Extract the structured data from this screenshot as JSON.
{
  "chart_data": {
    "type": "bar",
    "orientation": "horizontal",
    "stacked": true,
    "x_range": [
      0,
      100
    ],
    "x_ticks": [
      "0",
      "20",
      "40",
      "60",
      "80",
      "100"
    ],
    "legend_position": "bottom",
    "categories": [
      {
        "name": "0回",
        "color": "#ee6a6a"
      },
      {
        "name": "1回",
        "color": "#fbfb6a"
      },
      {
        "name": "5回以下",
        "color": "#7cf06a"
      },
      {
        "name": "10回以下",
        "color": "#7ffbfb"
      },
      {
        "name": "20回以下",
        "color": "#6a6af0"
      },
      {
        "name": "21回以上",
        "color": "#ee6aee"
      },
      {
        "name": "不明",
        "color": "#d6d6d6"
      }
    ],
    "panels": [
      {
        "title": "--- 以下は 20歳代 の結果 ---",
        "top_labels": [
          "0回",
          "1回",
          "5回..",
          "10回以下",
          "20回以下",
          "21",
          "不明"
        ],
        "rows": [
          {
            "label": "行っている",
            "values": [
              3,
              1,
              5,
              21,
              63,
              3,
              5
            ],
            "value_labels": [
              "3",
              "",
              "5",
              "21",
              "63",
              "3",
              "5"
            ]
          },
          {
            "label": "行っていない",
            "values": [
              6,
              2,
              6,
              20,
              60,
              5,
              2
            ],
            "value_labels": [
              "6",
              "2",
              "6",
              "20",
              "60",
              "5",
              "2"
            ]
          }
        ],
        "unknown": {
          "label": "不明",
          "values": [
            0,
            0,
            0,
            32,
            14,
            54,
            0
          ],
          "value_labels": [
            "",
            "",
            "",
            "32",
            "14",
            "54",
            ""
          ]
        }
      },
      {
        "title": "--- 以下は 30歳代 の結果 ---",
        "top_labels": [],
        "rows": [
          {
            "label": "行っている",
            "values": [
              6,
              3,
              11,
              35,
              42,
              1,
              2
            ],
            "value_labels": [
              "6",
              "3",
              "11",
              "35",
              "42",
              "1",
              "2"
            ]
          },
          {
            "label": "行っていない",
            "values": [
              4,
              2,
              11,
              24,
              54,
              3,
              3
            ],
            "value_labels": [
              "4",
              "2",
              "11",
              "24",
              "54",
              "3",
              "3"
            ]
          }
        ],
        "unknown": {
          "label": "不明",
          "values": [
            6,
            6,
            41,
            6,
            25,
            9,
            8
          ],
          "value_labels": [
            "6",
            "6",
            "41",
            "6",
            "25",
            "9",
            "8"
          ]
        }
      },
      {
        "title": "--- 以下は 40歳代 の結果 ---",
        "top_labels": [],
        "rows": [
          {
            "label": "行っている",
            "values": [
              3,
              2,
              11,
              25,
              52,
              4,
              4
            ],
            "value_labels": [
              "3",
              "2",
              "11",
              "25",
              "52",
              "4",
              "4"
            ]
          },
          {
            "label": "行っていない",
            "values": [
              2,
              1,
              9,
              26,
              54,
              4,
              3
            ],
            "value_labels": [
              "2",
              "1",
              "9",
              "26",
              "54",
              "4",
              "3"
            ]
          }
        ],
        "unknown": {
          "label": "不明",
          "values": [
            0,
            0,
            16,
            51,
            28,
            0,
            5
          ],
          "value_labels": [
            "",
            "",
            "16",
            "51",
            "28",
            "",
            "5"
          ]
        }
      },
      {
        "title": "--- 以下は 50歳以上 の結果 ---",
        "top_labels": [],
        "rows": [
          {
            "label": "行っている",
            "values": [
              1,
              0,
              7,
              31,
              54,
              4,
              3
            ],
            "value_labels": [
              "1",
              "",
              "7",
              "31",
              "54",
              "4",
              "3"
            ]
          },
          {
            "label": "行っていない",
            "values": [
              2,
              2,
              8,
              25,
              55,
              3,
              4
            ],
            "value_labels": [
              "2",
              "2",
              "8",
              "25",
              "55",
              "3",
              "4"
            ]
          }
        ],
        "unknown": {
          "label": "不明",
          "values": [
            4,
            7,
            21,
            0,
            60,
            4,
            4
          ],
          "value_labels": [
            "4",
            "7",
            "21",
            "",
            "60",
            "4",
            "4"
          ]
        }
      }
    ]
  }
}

+++

▶ TASK INSTRUCTIONS
Output all of the material exactly as written.

▶ EXERCISE OUTPUT
Extract the structured data from this screenshot as JSON.
{
  "chart_data": {
    "type": "bar",
    "orientation": "horizontal",
    "stacked": true,
    "x_range": [
      0,
      100
    ],
    "x_ticks": [
      "0",
      "20",
      "40",
      "60",
      "80",
      "100"
    ],
    "legend_position": "bottom",
    "categories": [
      {
        "name": "0回",
        "color": "#ee6a6a"
      },
      {
        "name": "1回",
        "color": "#fbfb6a"
      },
      {
        "name": "5回以下",
        "color": "#7cf06a"
      },
      {
        "name": "10回以下",
        "color": "#7ffbfb"
      },
      {
        "name": "20回以下",
        "color": "#6a6af0"
      },
      {
        "name": "21回以上",
        "color": "#ee6aee"
      },
      {
        "name": "不明",
        "color": "#d6d6d6"
      }
    ],
    "panels": [
      {
        "title": "--- 以下は 20歳代 の結果 ---",
        "top_labels": [
          "0回",
          "1回",
          "5回..",
          "10回以下",
          "20回以下",
          "21",
          "不明"
        ],
        "rows": [
          {
            "label": "行っている",
            "values": [
              3,
              1,
              5,
              21,
              63,
              3,
              5
            ],
            "value_labels": [
              "3",
              "",
              "5",
              "21",
              "63",
              "3",
              "5"
            ]
          },
          {
            "label": "行っていない",
            "values": [
              6,
              2,
              6,
              20,
              60,
              5,
              2
            ],
            "value_labels": [
              "6",
              "2",
              "6",
              "20",
              "60",
              "5",
              "2"
            ]
          }
        ],
        "unknown": {
          "label": "不明",
          "values": [
            0,
            0,
            0,
            32,
            14,
            54,
            0
          ],
          "value_labels": [
            "",
            "",
            "",
            "32",
            "14",
            "54",
            ""
          ]
        }
      },
      {
        "title": "--- 以下は 30歳代 の結果 ---",
        "top_labels": [],
        "rows": [
          {
            "label": "行っている",
            "values": [
              6,
              3,
              11,
              35,
              42,
              1,
              2
            ],
            "value_labels": [
              "6",
              "3",
              "11",
              "35",
              "42",
              "1",
              "2"
            ]
          },
          {
            "label": "行っていない",
            "values": [
              4,
              2,
              11,
              24,
              54,
              3,
              3
            ],
            "value_labels": [
              "4",
              "2",
              "11",
              "24",
              "54",
              "3",
              "3"
            ]
          }
        ],
        "unknown": {
          "label": "不明",
          "values": [
            6,
            6,
            41,
            6,
            25,
            9,
            8
          ],
          "value_labels": [
            "6",
            "6",
            "41",
            "6",
            "25",
            "9",
            "8"
          ]
        }
      },
      {
        "title": "--- 以下は 40歳代 の結果 ---",
        "top_labels": [],
        "rows": [
          {
            "label": "行っている",
            "values": [
              3,
              2,
              11,
              25,
              52,
              4,
              4
            ],
            "value_labels": [
              "3",
              "2",
              "11",
              "25",
              "52",
              "4",
              "4"
            ]
          },
          {
            "label": "行っていない",
            "values": [
              2,
              1,
              9,
              26,
              54,
              4,
              3
            ],
            "value_labels": [
              "2",
              "1",
              "9",
              "26",
              "54",
              "4",
              "3"
            ]
          }
        ],
        "unknown": {
          "label": "不明",
          "values": [
            0,
            0,
            16,
            51,
            28,
            0,
            5
          ],
          "value_labels": [
            "",
            "",
            "16",
            "51",
            "28",
            "",
            "5"
          ]
        }
      },
      {
        "title": "--- 以下は 50歳以上 の結果 ---",
        "top_labels": [],
        "rows": [
          {
            "label": "行っている",
            "values": [
              1,
              0,
              7,
              31,
              54,
              4,
              3
            ],
            "value_labels": [
              "1",
              "",
              "7",
              "31",
              "54",
              "4",
              "3"
            ]
          },
          {
            "label": "行っていない",
            "values": [
              2,
              2,
              8,
              25,
              55,
              3,
              4
            ],
            "value_labels": [
              "2",
              "2",
              "8",
              "25",
              "55",
              "3",
              "4"
            ]
          }
        ],
        "unknown": {
          "label": "不明",
          "values": [
            4,
            7,
            21,
            0,
            60,
            4,
            4
          ],
          "value_labels": [
            "4",
            "7",
            "21",
            "",
            "60",
            "4",
            "4"
          ]
        }
      }
    ]
  }
}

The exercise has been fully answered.